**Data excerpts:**
· · ·

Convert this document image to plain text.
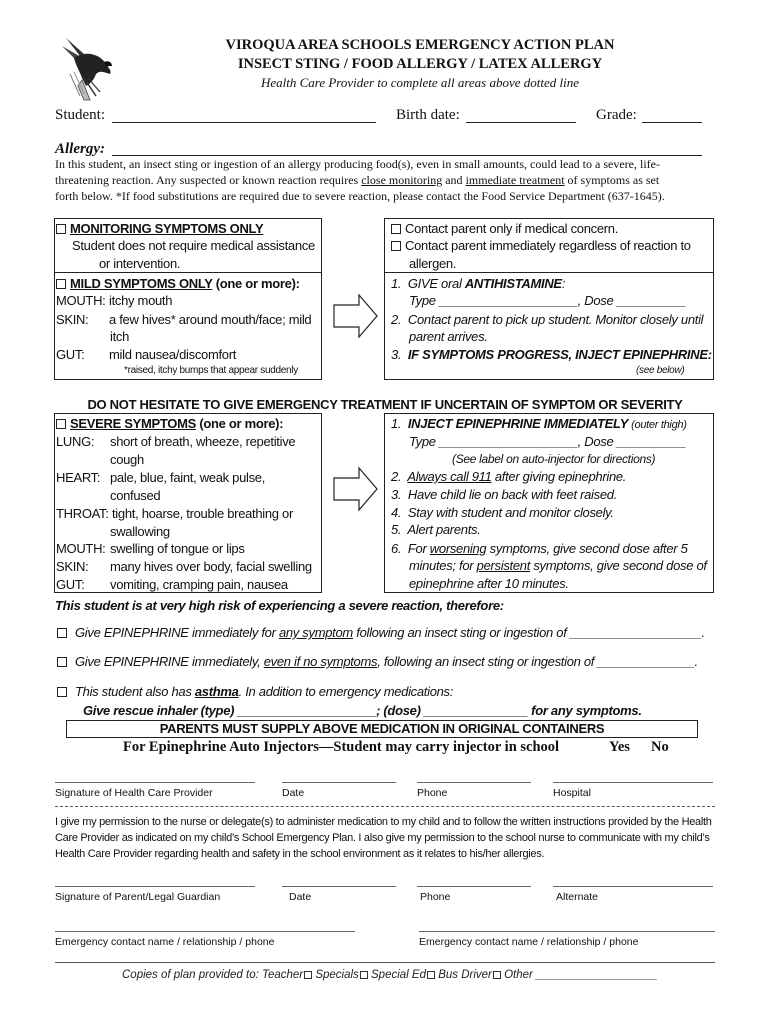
VIROQUA AREA SCHOOLS EMERGENCY ACTION PLAN
INSECT STING / FOOD ALLERGY / LATEX ALLERGY
Health Care Provider to complete all areas above dotted line
Student:	Birth date:	Grade:
Allergy:
In this student, an insect sting or ingestion of an allergy producing food(s), even in small amounts, could lead to a severe, life-
threatening reaction. Any suspected or known reaction requires close monitoring and immediate treatment of symptoms as set
forth below. *If food substitutions are required due to severe reaction, please contact the Food Service Department (637-1645).
MONITORING SYMPTOMS ONLY
Student does not require medical assistance
or intervention.
MILD SYMPTOMS ONLY (one or more):
MOUTH: itchy mouth
SKIN: a few hives* around mouth/face; mild
itch
GUT: mild nausea/discomfort
*raised, itchy bumps that appear suddenly
Contact parent only if medical concern.
Contact parent immediately regardless of reaction to
allergen.
1. GIVE oral ANTIHISTAMINE:
Type ____________________, Dose __________
2. Contact parent to pick up student. Monitor closely until
parent arrives.
3. IF SYMPTOMS PROGRESS, INJECT EPINEPHRINE:
(see below)
DO NOT HESITATE TO GIVE EMERGENCY TREATMENT IF UNCERTAIN OF SYMPTOM OR SEVERITY
SEVERE SYMPTOMS (one or more):
LUNG: short of breath, wheeze, repetitive
cough
HEART: pale, blue, faint, weak pulse,
confused
THROAT: tight, hoarse, trouble breathing or
swallowing
MOUTH: swelling of tongue or lips
SKIN: many hives over body, facial swelling
GUT: vomiting, cramping pain, nausea
1. INJECT EPINEPHRINE IMMEDIATELY (outer thigh)
Type ____________________, Dose __________
(See label on auto-injector for directions)
2. Always call 911 after giving epinephrine.
3. Have child lie on back with feet raised.
4. Stay with student and monitor closely.
5. Alert parents.
6. For worsening symptoms, give second dose after 5
minutes; for persistent symptoms, give second dose of
epinephrine after 10 minutes.
This student is at very high risk of experiencing a severe reaction, therefore:
Give EPINEPHRINE immediately for any symptom following an insect sting or ingestion of ___________________.
Give EPINEPHRINE immediately, even if no symptoms, following an insect sting or ingestion of ______________.
This student also has asthma. In addition to emergency medications:
Give rescue inhaler (type) ____________________; (dose) _______________ for any symptoms.
PARENTS MUST SUPPLY ABOVE MEDICATION IN ORIGINAL CONTAINERS
For Epinephrine Auto Injectors—Student may carry injector in school	Yes No
Signature of Health Care Provider	Date	Phone	Hospital
I give my permission to the nurse or delegate(s) to administer medication to my child and to follow the written instructions provided by the Health
Care Provider as indicated on my child’s School Emergency Plan. I also give my permission to the school nurse to communicate with my child’s
Health Care Provider regarding health and safety in the school environment as it relates to his/her allergies.
Signature of Parent/Legal Guardian	Date	Phone	Alternate
Emergency contact name / relationship / phone	Emergency contact name / relationship / phone
Copies of plan provided to: Teacher Specials Special Ed Bus Driver Other ___________________
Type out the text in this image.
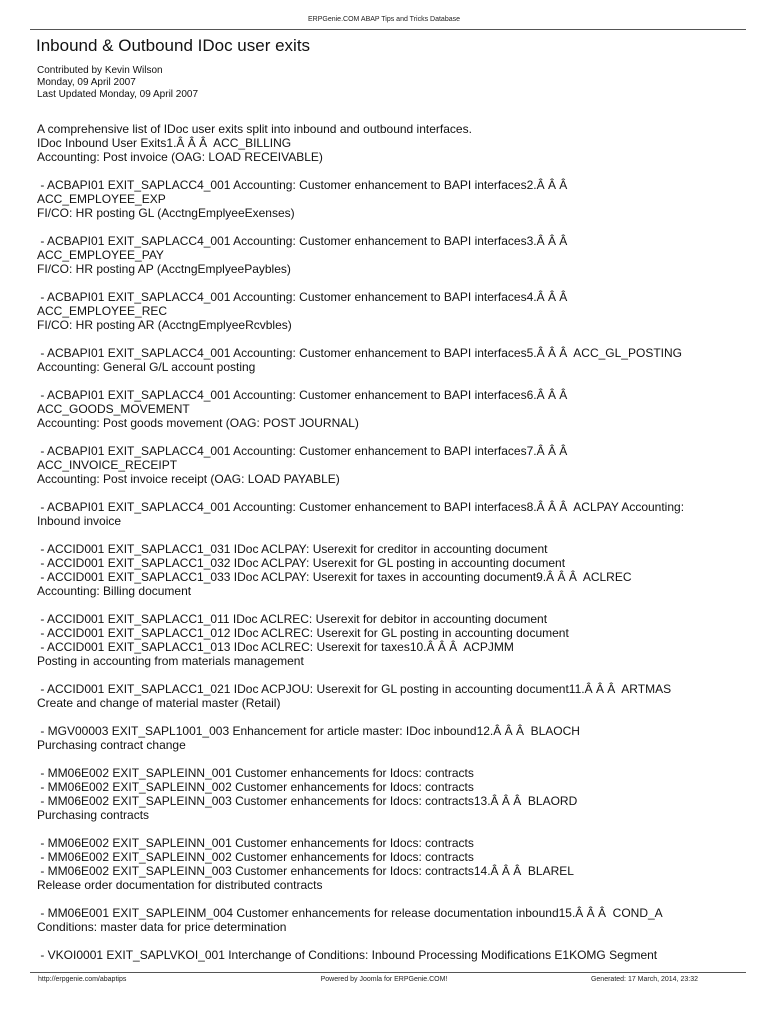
ERPGenie.COM ABAP Tips and Tricks Database
Inbound & Outbound IDoc user exits
Contributed by Kevin Wilson
Monday, 09 April 2007
Last Updated Monday, 09 April 2007
A comprehensive list of IDoc user exits split into inbound and outbound interfaces.
IDoc Inbound User Exits1.Â Â Â  ACC_BILLING
Accounting: Post invoice (OAG: LOAD RECEIVABLE)
- ACBAPI01 EXIT_SAPLACC4_001 Accounting: Customer enhancement to BAPI interfaces2.Â Â Â
ACC_EMPLOYEE_EXP
FI/CO: HR posting GL (AcctngEmplyeeExenses)
- ACBAPI01 EXIT_SAPLACC4_001 Accounting: Customer enhancement to BAPI interfaces3.Â Â Â
ACC_EMPLOYEE_PAY
FI/CO: HR posting AP (AcctngEmplyeePaybles)
- ACBAPI01 EXIT_SAPLACC4_001 Accounting: Customer enhancement to BAPI interfaces4.Â Â Â
ACC_EMPLOYEE_REC
FI/CO: HR posting AR (AcctngEmplyeeRcvbles)
- ACBAPI01 EXIT_SAPLACC4_001 Accounting: Customer enhancement to BAPI interfaces5.Â Â Â  ACC_GL_POSTING
Accounting: General G/L account posting
- ACBAPI01 EXIT_SAPLACC4_001 Accounting: Customer enhancement to BAPI interfaces6.Â Â Â
ACC_GOODS_MOVEMENT
Accounting: Post goods movement (OAG: POST JOURNAL)
- ACBAPI01 EXIT_SAPLACC4_001 Accounting: Customer enhancement to BAPI interfaces7.Â Â Â
ACC_INVOICE_RECEIPT
Accounting: Post invoice receipt (OAG: LOAD PAYABLE)
- ACBAPI01 EXIT_SAPLACC4_001 Accounting: Customer enhancement to BAPI interfaces8.Â Â Â  ACLPAY Accounting:
Inbound invoice
- ACCID001 EXIT_SAPLACC1_031 IDoc ACLPAY: Userexit for creditor in accounting document
- ACCID001 EXIT_SAPLACC1_032 IDoc ACLPAY: Userexit for GL posting in accounting document
- ACCID001 EXIT_SAPLACC1_033 IDoc ACLPAY: Userexit for taxes in accounting document9.Â Â Â  ACLREC
Accounting: Billing document
- ACCID001 EXIT_SAPLACC1_011 IDoc ACLREC: Userexit for debitor in accounting document
- ACCID001 EXIT_SAPLACC1_012 IDoc ACLREC: Userexit for GL posting in accounting document
- ACCID001 EXIT_SAPLACC1_013 IDoc ACLREC: Userexit for taxes10.Â Â Â  ACPJMM
Posting in accounting from materials management
- ACCID001 EXIT_SAPLACC1_021 IDoc ACPJOU: Userexit for GL posting in accounting document11.Â Â Â  ARTMAS
Create and change of material master (Retail)
- MGV00003 EXIT_SAPL1001_003 Enhancement for article master: IDoc inbound12.Â Â Â  BLAOCH
Purchasing contract change
- MM06E002 EXIT_SAPLEINN_001 Customer enhancements for Idocs: contracts
- MM06E002 EXIT_SAPLEINN_002 Customer enhancements for Idocs: contracts
- MM06E002 EXIT_SAPLEINN_003 Customer enhancements for Idocs: contracts13.Â Â Â  BLAORD
Purchasing contracts
- MM06E002 EXIT_SAPLEINN_001 Customer enhancements for Idocs: contracts
- MM06E002 EXIT_SAPLEINN_002 Customer enhancements for Idocs: contracts
- MM06E002 EXIT_SAPLEINN_003 Customer enhancements for Idocs: contracts14.Â Â Â  BLAREL
Release order documentation for distributed contracts
- MM06E001 EXIT_SAPLEINM_004 Customer enhancements for release documentation inbound15.Â Â Â  COND_A
Conditions: master data for price determination
- VKOI0001 EXIT_SAPLVKOI_001 Interchange of Conditions: Inbound Processing Modifications E1KOMG Segment
http://erpgenie.com/abaptips	Powered by Joomla for ERPGenie.COM!	Generated: 17 March, 2014, 23:32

· · ·

**AIM:**
What is the number of lines above that hold the string "minutes"? Answer with that number alone.

**RESULT:**
2